**Exercise brief**:
What is the number of lines in the data that hold the string "mempunyai"? Reply with that number only.

**Given data**:
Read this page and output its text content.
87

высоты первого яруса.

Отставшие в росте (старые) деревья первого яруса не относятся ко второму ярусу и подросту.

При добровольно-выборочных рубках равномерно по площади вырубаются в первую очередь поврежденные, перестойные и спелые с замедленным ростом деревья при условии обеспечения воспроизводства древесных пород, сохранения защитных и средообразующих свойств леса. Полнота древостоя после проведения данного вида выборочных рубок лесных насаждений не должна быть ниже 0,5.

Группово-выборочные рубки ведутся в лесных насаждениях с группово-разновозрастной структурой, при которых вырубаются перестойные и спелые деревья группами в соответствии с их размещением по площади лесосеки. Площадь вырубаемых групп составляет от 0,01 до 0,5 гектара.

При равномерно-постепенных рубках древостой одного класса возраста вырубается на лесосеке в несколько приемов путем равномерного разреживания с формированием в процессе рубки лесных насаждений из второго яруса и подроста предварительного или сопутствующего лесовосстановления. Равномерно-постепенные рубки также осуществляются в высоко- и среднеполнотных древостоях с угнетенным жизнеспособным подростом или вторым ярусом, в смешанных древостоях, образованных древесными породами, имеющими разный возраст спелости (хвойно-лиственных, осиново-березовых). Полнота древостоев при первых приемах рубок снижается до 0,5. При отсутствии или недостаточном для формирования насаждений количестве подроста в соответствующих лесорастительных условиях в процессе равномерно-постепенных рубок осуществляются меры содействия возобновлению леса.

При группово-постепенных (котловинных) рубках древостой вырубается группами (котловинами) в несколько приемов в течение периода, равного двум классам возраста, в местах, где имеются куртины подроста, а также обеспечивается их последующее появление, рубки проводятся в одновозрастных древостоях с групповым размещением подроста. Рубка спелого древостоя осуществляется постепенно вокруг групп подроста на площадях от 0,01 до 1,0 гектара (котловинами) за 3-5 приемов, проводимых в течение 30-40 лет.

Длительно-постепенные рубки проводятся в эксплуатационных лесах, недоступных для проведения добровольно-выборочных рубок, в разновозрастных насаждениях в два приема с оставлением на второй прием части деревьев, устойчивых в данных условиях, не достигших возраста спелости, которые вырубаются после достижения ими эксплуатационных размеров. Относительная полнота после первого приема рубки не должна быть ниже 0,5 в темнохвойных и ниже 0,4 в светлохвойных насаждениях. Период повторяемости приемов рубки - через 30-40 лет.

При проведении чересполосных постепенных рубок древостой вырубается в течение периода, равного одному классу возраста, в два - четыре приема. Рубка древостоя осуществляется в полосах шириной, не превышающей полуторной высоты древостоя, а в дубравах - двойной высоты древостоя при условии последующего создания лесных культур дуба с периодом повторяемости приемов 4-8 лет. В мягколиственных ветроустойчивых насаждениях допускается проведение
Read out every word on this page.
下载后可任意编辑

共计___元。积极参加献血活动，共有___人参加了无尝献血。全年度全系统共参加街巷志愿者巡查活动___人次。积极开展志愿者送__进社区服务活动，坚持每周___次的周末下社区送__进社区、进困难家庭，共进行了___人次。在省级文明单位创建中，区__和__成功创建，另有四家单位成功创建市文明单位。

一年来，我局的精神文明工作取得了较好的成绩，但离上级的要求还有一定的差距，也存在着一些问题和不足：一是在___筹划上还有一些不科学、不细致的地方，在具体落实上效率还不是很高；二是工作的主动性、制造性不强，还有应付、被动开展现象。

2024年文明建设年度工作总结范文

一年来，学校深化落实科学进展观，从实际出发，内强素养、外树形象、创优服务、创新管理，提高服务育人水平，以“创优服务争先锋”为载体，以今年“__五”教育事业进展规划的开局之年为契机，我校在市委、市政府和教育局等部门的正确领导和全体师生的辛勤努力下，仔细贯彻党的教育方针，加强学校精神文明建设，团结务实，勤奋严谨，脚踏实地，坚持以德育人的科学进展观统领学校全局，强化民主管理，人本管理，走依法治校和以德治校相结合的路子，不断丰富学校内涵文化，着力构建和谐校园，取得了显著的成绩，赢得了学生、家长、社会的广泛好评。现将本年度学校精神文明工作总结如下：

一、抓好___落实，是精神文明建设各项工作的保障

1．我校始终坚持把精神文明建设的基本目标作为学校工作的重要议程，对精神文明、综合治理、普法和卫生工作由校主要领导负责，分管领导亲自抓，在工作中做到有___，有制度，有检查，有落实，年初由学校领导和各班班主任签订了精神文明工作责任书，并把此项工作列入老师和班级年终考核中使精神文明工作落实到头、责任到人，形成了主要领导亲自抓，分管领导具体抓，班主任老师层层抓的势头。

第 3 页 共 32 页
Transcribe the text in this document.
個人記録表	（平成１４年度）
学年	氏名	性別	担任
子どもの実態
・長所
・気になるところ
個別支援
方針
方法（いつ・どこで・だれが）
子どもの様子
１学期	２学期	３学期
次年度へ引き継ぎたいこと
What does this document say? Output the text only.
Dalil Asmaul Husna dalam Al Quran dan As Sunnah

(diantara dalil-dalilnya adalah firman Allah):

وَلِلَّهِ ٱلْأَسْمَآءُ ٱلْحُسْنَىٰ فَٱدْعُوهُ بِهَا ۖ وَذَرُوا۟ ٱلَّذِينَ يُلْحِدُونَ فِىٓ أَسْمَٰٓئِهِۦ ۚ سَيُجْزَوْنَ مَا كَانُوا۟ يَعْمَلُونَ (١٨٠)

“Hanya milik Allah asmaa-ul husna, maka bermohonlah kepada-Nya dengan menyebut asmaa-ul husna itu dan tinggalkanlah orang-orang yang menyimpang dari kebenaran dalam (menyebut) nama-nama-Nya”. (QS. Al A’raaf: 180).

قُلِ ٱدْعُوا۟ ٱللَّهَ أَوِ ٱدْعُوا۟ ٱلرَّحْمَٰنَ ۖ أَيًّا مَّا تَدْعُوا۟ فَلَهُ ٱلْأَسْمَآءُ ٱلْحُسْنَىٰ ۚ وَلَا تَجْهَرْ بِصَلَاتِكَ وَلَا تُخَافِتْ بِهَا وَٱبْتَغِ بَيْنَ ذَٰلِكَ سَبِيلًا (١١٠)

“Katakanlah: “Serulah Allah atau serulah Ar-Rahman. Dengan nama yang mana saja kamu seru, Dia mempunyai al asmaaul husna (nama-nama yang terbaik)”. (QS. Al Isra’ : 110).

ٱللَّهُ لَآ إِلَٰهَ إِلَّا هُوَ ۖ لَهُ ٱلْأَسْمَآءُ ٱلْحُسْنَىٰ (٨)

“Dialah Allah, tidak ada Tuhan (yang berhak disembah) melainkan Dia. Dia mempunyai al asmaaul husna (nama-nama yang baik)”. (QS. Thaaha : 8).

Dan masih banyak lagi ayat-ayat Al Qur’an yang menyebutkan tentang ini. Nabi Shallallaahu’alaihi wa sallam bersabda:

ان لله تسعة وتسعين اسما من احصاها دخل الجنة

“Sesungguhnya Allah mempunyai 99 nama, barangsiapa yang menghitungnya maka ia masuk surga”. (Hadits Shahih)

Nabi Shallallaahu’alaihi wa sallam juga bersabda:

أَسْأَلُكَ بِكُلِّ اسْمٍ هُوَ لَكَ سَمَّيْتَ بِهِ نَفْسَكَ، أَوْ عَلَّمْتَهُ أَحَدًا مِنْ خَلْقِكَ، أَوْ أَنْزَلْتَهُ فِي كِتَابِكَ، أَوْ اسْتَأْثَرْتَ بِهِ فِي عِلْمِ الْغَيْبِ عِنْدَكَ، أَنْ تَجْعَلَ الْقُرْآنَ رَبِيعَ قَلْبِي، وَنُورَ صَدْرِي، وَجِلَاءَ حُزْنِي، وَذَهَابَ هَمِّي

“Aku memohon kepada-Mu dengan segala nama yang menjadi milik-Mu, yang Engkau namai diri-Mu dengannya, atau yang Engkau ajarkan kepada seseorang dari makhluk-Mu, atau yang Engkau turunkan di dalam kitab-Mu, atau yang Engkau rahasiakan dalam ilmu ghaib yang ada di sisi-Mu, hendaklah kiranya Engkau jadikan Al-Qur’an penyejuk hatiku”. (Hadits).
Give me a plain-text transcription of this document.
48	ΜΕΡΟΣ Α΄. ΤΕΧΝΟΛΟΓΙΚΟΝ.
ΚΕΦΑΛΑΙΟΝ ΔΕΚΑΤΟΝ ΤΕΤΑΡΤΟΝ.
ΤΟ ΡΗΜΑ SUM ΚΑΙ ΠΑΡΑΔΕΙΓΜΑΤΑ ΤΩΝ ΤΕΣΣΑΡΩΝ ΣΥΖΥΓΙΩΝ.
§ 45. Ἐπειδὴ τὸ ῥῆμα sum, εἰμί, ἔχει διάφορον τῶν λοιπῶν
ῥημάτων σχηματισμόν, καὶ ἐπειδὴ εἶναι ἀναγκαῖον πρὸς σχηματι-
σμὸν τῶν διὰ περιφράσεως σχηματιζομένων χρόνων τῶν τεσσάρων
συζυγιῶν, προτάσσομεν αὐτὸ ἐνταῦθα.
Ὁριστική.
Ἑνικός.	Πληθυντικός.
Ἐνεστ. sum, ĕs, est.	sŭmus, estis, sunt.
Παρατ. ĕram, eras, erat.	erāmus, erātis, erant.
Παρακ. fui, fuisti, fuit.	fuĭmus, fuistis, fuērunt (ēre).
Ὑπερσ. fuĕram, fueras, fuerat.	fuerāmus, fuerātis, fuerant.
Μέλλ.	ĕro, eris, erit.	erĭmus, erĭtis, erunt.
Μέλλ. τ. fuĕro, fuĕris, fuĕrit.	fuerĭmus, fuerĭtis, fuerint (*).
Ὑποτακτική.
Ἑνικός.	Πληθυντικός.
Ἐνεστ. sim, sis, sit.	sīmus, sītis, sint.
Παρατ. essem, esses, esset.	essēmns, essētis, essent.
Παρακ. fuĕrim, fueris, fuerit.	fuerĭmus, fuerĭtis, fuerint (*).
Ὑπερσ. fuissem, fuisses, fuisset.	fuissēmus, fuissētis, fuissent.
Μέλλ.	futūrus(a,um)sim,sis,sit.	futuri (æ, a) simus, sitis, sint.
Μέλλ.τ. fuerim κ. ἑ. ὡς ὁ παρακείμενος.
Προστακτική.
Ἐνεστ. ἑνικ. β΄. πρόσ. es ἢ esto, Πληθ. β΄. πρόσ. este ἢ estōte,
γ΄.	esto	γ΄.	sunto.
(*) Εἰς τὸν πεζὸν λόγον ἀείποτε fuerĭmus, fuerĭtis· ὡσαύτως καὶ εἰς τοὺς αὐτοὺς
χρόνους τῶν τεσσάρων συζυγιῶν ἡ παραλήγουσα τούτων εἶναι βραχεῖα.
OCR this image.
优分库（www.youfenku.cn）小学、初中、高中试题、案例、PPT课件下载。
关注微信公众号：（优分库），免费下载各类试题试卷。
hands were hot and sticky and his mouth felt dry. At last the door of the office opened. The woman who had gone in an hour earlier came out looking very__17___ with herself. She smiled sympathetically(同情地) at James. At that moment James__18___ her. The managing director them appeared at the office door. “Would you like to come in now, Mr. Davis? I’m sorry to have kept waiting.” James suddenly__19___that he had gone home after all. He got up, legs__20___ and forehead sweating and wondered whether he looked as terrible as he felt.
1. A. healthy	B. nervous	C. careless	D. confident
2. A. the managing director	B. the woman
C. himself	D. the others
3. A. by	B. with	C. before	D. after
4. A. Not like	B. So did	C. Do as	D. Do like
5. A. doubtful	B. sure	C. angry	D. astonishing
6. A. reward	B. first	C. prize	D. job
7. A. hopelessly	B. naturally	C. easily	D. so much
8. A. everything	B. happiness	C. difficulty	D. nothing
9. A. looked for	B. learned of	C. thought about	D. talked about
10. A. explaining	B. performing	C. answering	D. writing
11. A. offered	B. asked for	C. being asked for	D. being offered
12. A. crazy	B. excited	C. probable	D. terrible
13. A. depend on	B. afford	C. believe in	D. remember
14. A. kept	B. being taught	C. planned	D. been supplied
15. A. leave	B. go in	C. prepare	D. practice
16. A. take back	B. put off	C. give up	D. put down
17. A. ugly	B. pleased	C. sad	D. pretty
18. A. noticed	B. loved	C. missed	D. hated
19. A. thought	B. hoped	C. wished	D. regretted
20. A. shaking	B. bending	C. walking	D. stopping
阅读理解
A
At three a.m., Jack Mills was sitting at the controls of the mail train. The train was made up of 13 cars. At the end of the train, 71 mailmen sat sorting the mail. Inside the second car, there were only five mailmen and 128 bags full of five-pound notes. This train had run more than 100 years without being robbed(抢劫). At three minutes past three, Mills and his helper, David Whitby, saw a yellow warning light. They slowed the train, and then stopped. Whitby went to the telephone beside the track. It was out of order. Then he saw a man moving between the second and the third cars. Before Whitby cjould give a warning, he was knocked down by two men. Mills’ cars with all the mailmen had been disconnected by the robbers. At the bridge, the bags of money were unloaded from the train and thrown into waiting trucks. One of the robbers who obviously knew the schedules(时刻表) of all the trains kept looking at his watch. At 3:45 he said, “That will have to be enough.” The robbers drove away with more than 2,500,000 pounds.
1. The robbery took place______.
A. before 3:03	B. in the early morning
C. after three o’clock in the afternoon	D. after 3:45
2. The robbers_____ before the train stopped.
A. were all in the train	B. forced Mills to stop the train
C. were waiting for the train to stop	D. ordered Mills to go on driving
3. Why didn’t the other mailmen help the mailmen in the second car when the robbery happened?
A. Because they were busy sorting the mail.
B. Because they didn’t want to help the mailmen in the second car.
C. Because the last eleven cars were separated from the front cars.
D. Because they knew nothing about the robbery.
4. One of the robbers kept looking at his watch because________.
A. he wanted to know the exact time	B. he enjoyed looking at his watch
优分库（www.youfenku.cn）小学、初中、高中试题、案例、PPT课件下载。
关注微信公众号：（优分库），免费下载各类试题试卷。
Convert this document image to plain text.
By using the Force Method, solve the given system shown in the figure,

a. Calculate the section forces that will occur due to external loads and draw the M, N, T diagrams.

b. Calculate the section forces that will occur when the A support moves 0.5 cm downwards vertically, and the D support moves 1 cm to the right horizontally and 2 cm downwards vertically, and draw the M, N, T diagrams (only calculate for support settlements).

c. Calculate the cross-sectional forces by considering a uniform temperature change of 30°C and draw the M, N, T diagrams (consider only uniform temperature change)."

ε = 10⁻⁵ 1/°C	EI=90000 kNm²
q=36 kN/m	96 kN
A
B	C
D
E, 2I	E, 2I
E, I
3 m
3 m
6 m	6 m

**Task result**:
3